Exercise.
Transcribe all of the material below word for word and leave out its pictures.

Provided entries.

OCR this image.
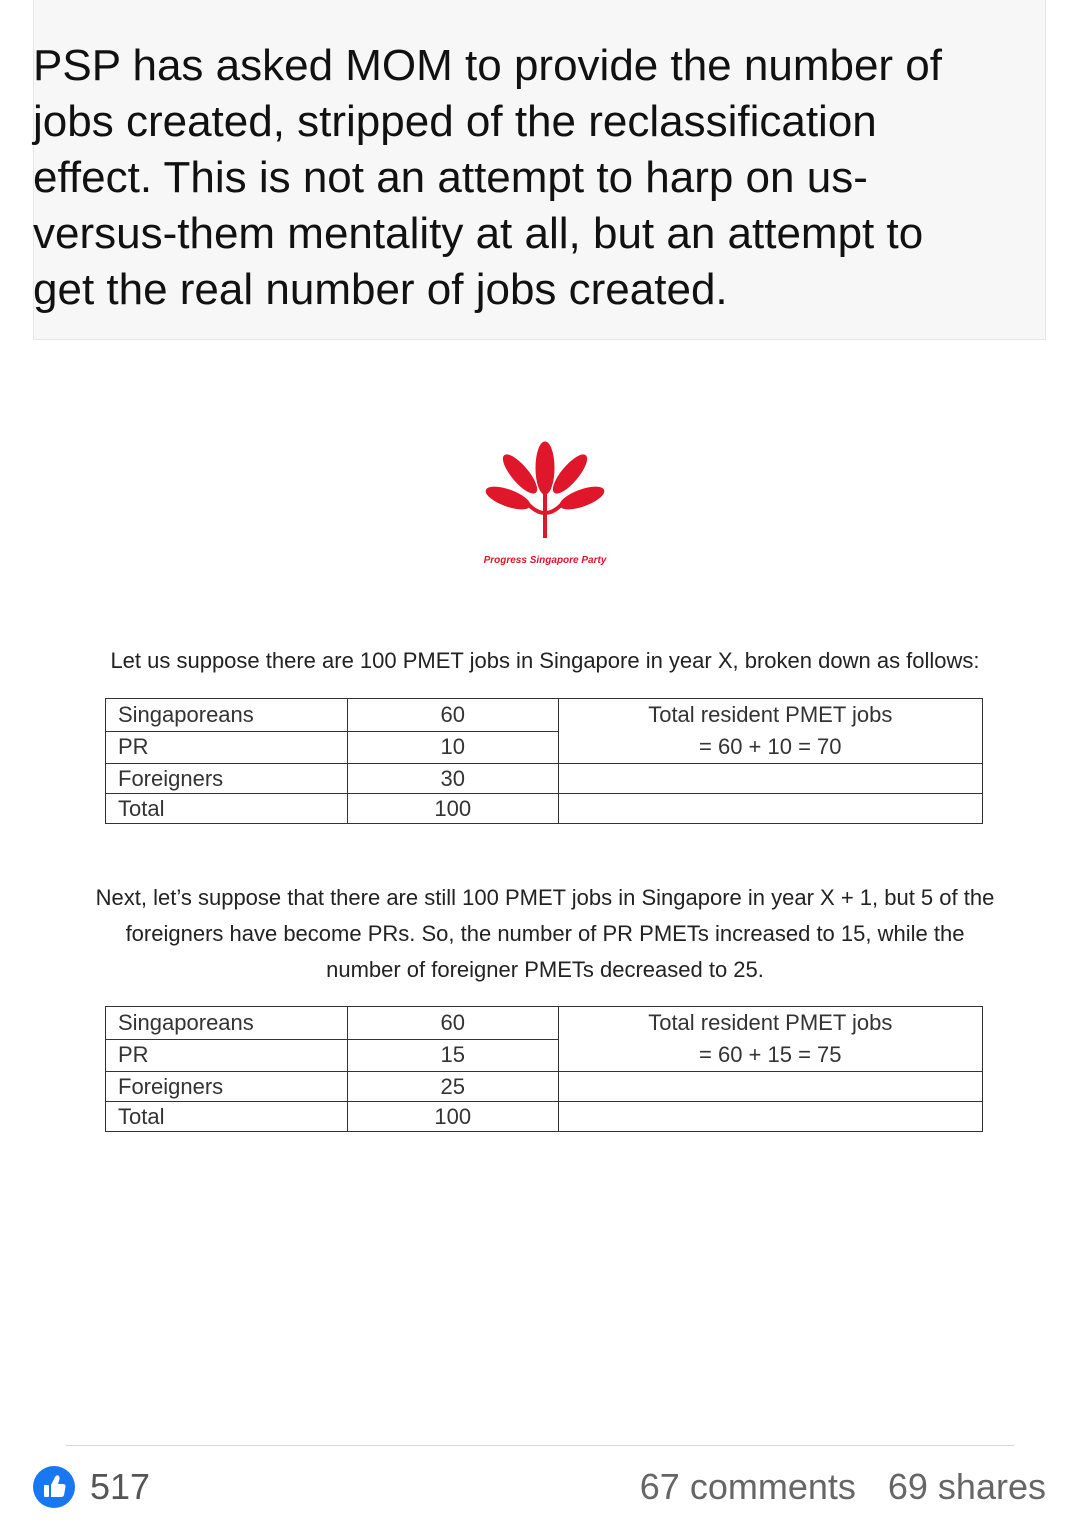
PSP has asked MOM to provide the number of jobs created, stripped of the reclassification effect. This is not an attempt to harp on us-versus-them mentality at all, but an attempt to get the real number of jobs created.

Progress Singapore Party

Let us suppose there are 100 PMET jobs in Singapore in year X, broken down as follows:

Singaporeans	60	Total resident PMET jobs
= 60 + 10 = 70

PR	10	
Foreigners	30	
Total	100	

Next, let’s suppose that there are still 100 PMET jobs in Singapore in year X + 1, but 5 of the

foreigners have become PRs. So, the number of PR PMETs increased to 15, while the

number of foreigner PMETs decreased to 25.

Singaporeans	60	Total resident PMET jobs
= 60 + 15 = 75

PR	15	
Foreigners	25	
Total	100	
517	67 comments 69 shares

Solved exercise.
OCR this image.
PSP has asked MOM to provide the number of jobs created, stripped of the reclassification effect. This is not an attempt to harp on us-versus-them mentality at all, but an attempt to get the real number of jobs created.

Progress Singapore Party

Let us suppose there are 100 PMET jobs in Singapore in year X, broken down as follows:

Singaporeans	60	Total resident PMET jobs
= 60 + 10 = 70

PR	10	
Foreigners	30	
Total	100	

Next, let’s suppose that there are still 100 PMET jobs in Singapore in year X + 1, but 5 of the

foreigners have become PRs. So, the number of PR PMETs increased to 15, while the

number of foreigner PMETs decreased to 25.

Singaporeans	60	Total resident PMET jobs
= 60 + 15 = 75

PR	15	
Foreigners	25	
Total	100	
517	67 comments 69 shares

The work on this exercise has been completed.